Data for processing:

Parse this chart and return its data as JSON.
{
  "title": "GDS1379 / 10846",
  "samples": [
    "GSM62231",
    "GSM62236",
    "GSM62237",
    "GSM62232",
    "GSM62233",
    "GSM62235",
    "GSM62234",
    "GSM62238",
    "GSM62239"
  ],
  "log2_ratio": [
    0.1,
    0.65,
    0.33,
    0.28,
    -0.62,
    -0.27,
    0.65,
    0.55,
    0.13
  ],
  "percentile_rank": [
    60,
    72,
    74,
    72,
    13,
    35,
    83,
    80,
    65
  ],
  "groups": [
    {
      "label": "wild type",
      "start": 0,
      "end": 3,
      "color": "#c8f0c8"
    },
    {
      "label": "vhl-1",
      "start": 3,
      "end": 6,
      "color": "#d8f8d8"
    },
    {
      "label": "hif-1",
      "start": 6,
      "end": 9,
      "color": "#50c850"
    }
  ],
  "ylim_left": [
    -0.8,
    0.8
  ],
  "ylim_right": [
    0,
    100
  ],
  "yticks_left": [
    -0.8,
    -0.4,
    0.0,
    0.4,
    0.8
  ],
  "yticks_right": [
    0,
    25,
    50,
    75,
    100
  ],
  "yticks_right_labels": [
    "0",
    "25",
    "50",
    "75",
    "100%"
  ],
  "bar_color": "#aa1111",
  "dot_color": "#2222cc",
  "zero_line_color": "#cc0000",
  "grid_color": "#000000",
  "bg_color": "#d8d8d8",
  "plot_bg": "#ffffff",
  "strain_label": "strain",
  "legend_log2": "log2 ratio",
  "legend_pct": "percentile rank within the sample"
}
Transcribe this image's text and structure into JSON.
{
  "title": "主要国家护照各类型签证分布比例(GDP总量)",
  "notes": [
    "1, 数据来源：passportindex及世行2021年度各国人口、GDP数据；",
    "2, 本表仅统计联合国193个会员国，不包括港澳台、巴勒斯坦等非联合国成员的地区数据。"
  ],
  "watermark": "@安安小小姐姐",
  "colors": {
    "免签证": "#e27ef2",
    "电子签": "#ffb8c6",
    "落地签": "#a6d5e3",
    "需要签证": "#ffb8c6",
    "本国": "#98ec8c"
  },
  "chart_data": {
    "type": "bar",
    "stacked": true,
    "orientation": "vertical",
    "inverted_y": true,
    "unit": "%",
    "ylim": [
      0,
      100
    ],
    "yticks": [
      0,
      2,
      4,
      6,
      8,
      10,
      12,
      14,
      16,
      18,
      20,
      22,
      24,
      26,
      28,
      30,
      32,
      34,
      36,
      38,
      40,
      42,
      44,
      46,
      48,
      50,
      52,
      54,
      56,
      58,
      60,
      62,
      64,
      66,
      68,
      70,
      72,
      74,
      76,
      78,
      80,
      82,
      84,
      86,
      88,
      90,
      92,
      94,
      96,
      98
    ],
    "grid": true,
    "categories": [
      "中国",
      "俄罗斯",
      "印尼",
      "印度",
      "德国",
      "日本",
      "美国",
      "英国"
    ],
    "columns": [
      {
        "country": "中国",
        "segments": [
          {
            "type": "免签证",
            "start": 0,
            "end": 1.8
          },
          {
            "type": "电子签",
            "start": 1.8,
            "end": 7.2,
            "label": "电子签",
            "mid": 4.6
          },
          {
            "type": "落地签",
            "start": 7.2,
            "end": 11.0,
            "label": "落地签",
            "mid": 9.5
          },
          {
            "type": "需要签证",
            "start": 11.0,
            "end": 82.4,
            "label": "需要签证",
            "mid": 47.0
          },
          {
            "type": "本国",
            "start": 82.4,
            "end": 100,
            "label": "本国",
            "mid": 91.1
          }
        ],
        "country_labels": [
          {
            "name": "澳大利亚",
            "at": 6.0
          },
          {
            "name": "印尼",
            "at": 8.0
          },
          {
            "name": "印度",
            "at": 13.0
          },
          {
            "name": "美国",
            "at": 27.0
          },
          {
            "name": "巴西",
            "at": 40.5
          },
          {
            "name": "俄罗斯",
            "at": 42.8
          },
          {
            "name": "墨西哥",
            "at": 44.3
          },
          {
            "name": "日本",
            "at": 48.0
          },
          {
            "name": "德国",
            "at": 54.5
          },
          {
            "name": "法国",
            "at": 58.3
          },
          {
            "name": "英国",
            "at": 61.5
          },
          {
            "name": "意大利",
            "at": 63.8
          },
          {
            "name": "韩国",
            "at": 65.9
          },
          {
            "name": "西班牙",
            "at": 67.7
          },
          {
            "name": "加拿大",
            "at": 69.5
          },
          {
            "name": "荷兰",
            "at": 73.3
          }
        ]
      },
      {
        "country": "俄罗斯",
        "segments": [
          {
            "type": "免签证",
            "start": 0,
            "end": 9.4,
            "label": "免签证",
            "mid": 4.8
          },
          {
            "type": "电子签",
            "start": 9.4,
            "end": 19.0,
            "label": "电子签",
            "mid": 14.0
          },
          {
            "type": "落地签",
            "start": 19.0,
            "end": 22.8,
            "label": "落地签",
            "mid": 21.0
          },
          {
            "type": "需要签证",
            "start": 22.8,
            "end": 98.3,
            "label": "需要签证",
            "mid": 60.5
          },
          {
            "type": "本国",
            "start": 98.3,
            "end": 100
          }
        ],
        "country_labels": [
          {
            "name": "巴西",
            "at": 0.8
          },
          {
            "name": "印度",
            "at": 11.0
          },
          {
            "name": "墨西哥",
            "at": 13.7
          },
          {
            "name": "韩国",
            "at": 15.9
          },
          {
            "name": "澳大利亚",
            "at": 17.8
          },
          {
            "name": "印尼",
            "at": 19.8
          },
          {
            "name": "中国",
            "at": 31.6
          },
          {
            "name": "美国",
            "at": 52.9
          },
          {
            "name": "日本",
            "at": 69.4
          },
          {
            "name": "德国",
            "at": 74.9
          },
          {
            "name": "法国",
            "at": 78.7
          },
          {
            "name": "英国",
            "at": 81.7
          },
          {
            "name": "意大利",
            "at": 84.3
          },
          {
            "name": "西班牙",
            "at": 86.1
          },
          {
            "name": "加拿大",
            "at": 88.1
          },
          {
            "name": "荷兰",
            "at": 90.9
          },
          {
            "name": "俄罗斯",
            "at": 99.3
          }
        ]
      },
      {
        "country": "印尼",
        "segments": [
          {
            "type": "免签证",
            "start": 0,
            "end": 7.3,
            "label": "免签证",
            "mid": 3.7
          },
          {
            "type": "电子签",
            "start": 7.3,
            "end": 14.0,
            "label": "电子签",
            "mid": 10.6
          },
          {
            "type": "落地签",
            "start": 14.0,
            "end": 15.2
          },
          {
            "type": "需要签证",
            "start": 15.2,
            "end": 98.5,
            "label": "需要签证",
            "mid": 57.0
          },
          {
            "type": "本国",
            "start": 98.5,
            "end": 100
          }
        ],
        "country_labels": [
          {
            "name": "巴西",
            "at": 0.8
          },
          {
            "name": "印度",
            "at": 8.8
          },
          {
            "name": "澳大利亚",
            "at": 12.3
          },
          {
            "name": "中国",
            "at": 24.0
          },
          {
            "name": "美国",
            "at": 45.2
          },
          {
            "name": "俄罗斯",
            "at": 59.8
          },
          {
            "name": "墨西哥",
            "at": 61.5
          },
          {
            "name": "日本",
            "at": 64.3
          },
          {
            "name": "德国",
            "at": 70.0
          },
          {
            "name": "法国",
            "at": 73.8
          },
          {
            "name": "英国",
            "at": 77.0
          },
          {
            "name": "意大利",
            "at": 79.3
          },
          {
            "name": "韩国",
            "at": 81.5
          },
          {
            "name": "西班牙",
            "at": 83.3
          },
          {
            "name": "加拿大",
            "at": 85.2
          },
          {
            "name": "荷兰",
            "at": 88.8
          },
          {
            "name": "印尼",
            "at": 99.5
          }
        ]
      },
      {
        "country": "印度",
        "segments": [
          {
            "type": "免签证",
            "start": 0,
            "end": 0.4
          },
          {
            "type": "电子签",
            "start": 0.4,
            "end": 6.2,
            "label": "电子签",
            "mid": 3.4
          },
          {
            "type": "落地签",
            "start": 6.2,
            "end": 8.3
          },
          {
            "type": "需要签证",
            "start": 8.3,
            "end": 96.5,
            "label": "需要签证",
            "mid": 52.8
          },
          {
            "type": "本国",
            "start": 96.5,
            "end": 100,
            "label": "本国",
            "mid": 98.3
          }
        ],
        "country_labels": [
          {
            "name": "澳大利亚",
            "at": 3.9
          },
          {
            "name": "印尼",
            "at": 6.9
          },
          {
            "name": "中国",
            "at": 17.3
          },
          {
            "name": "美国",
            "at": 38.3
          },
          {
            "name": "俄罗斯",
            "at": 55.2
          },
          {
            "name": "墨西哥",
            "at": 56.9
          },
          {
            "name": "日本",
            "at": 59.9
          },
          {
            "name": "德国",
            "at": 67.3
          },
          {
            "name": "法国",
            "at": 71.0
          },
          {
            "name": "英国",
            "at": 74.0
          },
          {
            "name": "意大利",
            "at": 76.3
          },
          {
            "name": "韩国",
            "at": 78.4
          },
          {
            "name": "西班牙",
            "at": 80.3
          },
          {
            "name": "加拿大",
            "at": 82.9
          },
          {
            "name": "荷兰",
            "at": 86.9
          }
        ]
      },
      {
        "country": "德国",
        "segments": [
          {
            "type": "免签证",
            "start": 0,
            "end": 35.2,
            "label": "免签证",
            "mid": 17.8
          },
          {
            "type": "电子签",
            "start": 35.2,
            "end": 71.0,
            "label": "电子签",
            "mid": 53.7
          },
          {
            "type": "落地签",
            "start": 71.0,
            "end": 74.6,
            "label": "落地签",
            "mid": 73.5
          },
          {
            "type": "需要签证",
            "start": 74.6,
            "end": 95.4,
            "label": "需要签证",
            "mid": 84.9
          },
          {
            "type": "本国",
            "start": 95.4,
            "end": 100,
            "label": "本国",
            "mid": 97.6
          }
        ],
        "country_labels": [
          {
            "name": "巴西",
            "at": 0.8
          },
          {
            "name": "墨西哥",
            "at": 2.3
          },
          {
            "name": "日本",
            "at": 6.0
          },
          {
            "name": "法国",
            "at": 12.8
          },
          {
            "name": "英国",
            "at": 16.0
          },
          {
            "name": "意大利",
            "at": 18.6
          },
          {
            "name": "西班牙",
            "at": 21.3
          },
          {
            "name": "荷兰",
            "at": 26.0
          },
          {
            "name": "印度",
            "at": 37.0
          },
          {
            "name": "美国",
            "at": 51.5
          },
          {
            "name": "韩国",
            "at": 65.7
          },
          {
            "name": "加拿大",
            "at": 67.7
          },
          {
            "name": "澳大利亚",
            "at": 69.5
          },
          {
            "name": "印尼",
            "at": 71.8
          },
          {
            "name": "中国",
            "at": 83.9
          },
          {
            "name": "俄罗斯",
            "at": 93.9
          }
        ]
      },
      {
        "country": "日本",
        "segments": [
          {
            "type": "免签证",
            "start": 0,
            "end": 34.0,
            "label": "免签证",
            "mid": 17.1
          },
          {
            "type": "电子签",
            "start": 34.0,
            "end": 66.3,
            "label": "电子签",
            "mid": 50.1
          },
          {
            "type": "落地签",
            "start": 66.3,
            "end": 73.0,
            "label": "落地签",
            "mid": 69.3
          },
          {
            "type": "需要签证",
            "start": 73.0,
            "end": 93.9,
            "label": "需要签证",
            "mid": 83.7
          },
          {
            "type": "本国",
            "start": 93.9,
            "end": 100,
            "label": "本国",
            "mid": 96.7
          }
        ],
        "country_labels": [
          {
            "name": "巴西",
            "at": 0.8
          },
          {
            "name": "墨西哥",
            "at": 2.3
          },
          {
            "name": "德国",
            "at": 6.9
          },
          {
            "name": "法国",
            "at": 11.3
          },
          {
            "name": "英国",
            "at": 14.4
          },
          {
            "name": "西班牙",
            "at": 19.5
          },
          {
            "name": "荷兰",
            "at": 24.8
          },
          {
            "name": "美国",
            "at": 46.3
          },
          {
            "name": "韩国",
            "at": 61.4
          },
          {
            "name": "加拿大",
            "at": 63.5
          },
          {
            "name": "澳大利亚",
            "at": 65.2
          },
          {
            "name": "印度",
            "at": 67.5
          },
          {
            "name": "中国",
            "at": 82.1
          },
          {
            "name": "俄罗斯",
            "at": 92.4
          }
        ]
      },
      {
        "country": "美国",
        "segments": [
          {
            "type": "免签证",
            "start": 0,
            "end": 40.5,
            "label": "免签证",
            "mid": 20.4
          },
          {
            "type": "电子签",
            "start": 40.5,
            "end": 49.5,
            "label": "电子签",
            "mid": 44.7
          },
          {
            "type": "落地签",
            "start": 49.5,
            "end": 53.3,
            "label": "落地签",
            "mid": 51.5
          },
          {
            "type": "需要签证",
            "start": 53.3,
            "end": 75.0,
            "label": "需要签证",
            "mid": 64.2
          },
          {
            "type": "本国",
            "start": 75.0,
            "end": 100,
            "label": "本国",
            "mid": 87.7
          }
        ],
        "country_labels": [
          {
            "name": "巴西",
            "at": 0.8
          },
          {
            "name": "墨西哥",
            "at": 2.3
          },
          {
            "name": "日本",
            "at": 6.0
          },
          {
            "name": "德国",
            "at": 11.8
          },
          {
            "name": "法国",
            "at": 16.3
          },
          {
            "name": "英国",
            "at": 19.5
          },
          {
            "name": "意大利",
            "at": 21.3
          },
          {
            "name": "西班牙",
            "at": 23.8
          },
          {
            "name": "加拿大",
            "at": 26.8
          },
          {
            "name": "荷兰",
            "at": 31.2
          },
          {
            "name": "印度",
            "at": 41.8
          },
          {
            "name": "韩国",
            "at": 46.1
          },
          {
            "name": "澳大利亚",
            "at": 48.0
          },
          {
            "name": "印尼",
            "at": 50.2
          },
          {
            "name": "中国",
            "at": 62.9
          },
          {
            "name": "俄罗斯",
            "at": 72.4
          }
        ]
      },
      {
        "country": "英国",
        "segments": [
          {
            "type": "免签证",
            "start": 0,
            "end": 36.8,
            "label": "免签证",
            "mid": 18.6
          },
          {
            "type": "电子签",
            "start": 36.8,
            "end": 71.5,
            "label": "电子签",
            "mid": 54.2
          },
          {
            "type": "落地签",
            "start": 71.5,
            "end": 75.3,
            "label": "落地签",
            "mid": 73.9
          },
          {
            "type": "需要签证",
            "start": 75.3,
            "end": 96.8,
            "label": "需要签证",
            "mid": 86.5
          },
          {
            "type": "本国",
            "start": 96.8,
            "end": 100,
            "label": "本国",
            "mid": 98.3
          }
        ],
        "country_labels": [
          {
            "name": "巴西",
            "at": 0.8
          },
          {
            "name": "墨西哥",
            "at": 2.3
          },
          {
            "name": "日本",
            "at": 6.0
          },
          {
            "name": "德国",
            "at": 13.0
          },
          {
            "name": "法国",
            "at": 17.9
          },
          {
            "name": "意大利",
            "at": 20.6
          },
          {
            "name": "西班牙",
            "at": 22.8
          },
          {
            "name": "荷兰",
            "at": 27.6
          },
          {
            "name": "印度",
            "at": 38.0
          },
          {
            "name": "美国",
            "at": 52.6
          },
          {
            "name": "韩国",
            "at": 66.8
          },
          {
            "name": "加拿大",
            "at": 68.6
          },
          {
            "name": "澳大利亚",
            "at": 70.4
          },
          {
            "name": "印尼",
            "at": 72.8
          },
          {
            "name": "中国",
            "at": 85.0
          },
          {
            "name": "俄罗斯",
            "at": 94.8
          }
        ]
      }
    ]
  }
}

To be done: Pull out all lines from the listing that contain the string "this".

Task answer:
Parse this chart and return its data as JSON.
Transcribe this image's text and structure into JSON.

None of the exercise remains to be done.